YOUR INSTRUCTIONS
Collect the lines of the entries where "mode" shows up.
**** DATASET CONTENT ****
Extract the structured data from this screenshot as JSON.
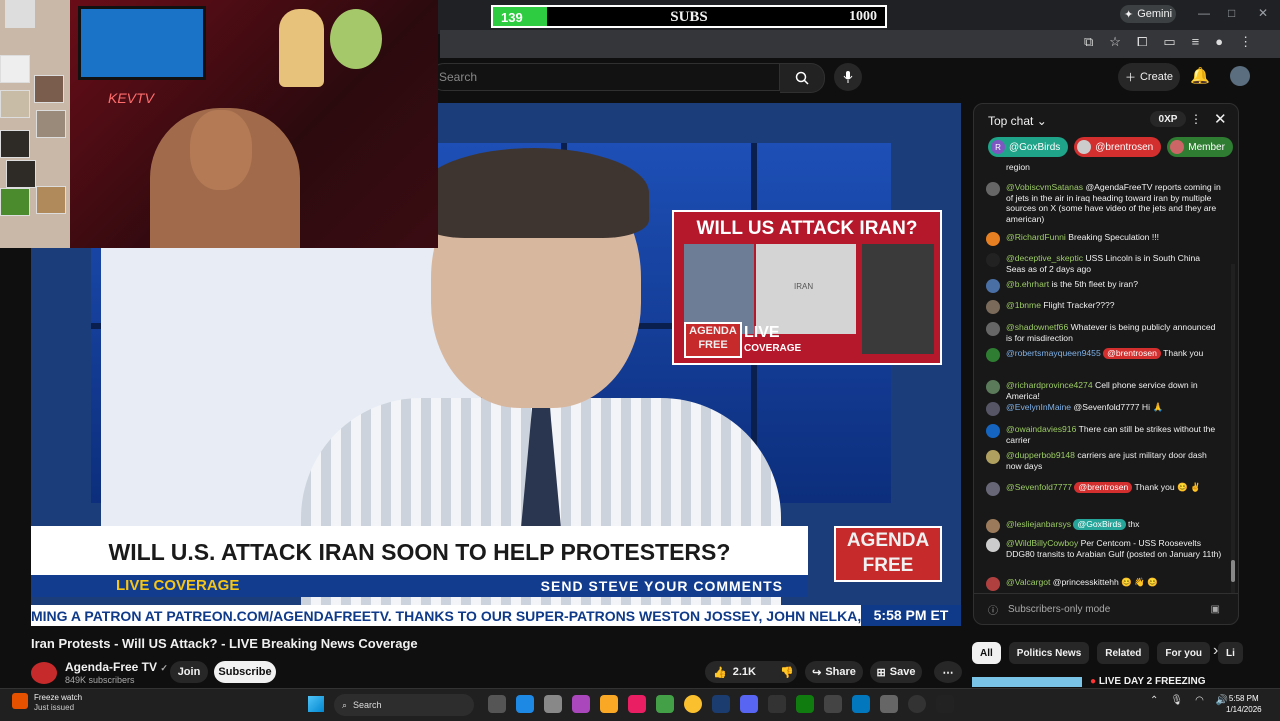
{
  "overlay": {
    "subs_current": "139",
    "subs_label": "SUBS",
    "subs_goal": "1000",
    "subs_fraction": 0.139,
    "neon_text": "KEVTV"
  },
  "browser": {
    "gemini_label": "Gemini",
    "min": "—",
    "max": "□",
    "close": "✕"
  },
  "header": {
    "search_placeholder": "Search",
    "create_label": "Create"
  },
  "video": {
    "inset_title": "WILL US ATTACK IRAN?",
    "inset_logo": "AGENDA FREE",
    "inset_live": "LIVE",
    "inset_coverage": "COVERAGE",
    "inset_map_label": "IRAN",
    "lower_third": "WILL U.S. ATTACK IRAN SOON TO HELP PROTESTERS?",
    "strip_live": "LIVE COVERAGE",
    "strip_send": "SEND STEVE YOUR COMMENTS",
    "logo_line1": "AGENDA",
    "logo_line2": "FREE",
    "ticker": "MING A PATRON AT PATREON.COM/AGENDAFREETV. THANKS TO OUR SUPER-PATRONS WESTON JOSSEY, JOHN NELKA, EMPTYMA",
    "ticker_time": "5:58 PM ET"
  },
  "info": {
    "title": "Iran Protests - Will US Attack? - LIVE Breaking News Coverage",
    "channel": "Agenda-Free TV",
    "verified": "✓",
    "subscribers": "849K subscribers",
    "join": "Join",
    "subscribe": "Subscribe",
    "likes": "2.1K",
    "share": "Share",
    "save": "Save"
  },
  "chat": {
    "mode": "Top chat",
    "xp": "0XP",
    "pins": [
      "@GoxBirds",
      "@brentrosen",
      "Member"
    ],
    "input_placeholder": "Subscribers-only mode",
    "messages": [
      {
        "author": "",
        "text": "region",
        "badge": ""
      },
      {
        "author": "@VobiscvmSatanas",
        "text": "@AgendaFreeTV reports coming in of jets in the air in iraq heading toward iran by multiple sources on X (some have video of the jets and they are american)",
        "badge": ""
      },
      {
        "author": "@RichardFunni",
        "text": "Breaking Speculation !!!",
        "badge": ""
      },
      {
        "author": "@deceptive_skeptic",
        "text": "USS Lincoln is in South China Seas as of 2 days ago",
        "badge": ""
      },
      {
        "author": "@b.ehrhart",
        "text": "is the 5th fleet by iran?",
        "badge": ""
      },
      {
        "author": "@1bnme",
        "text": "Flight Tracker????",
        "badge": ""
      },
      {
        "author": "@shadownetf66",
        "text": "Whatever is being publicly announced is for misdirection",
        "badge": ""
      },
      {
        "author": "@robertsmayqueen9455",
        "text": "Thank you",
        "badge": "@brentrosen"
      },
      {
        "author": "@richardprovince4274",
        "text": "Cell phone service down in America!",
        "badge": ""
      },
      {
        "author": "@EvelynInMaine",
        "text": "@Sevenfold7777 Hi 🙏",
        "badge": ""
      },
      {
        "author": "@owaindavies916",
        "text": "There can still be strikes without the carrier",
        "badge": ""
      },
      {
        "author": "@dupperbob9148",
        "text": "carriers are just military door dash now days",
        "badge": ""
      },
      {
        "author": "@Sevenfold7777",
        "text": "Thank you 😊 ✌",
        "badge": "@brentrosen"
      },
      {
        "author": "@lesliejanbarsys",
        "text": "thx",
        "badge": "@GoxBirds"
      },
      {
        "author": "@WildBillyCowboy",
        "text": "Per Centcom - USS Roosevelts DDG80 transits to Arabian Gulf (posted on January 11th)",
        "badge": ""
      },
      {
        "author": "@Valcargot",
        "text": "@princesskittehh 😊 👋 😊",
        "badge": ""
      }
    ]
  },
  "chips": [
    "All",
    "Politics News",
    "Related",
    "For you",
    "Li"
  ],
  "recommendation": {
    "title": "LIVE DAY 2 FREEZING"
  },
  "taskbar": {
    "notif_title": "Freeze watch",
    "notif_sub": "Just issued",
    "search": "Search",
    "time": "5:58 PM",
    "date": "1/14/2026"
  }
}
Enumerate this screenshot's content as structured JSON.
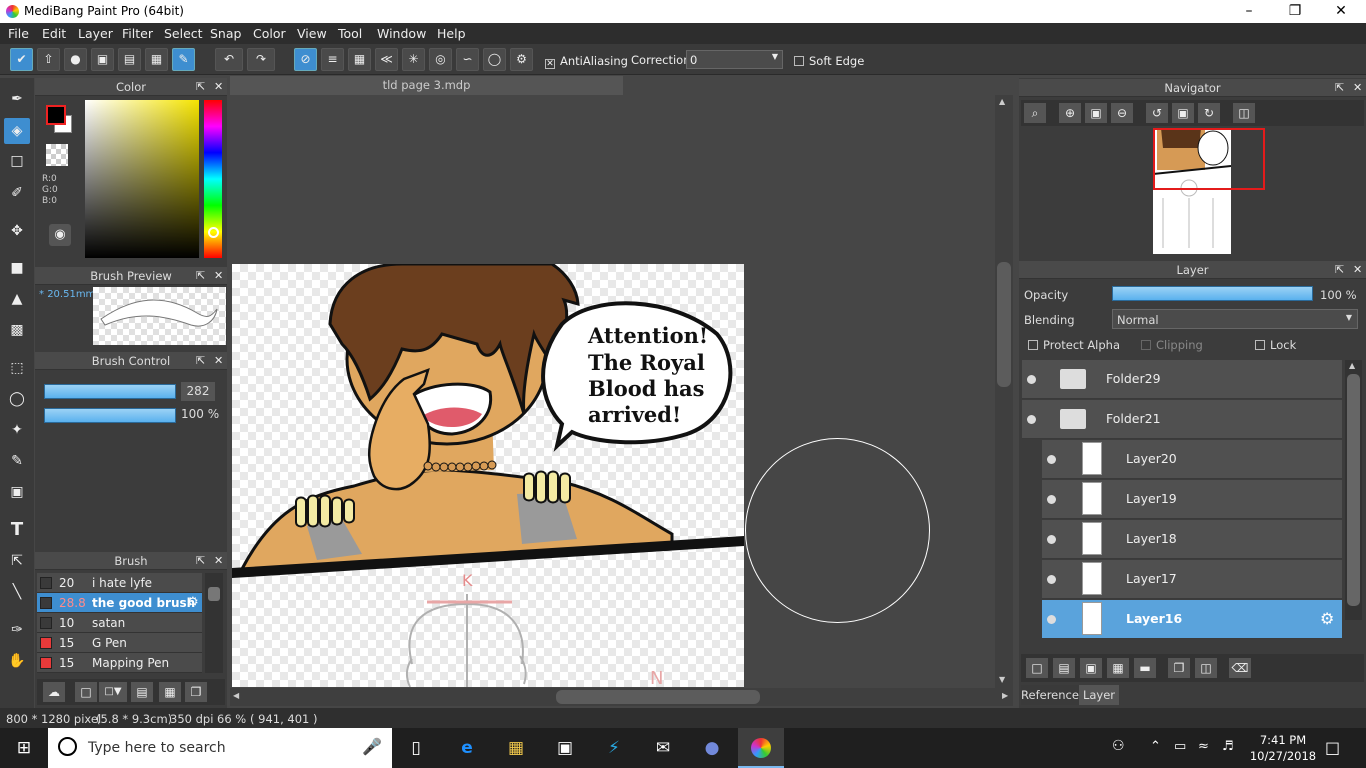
****
TASK OUTPUT
    "mode": "Top chat",
    "input_placeholder": "Subscribers-only mode",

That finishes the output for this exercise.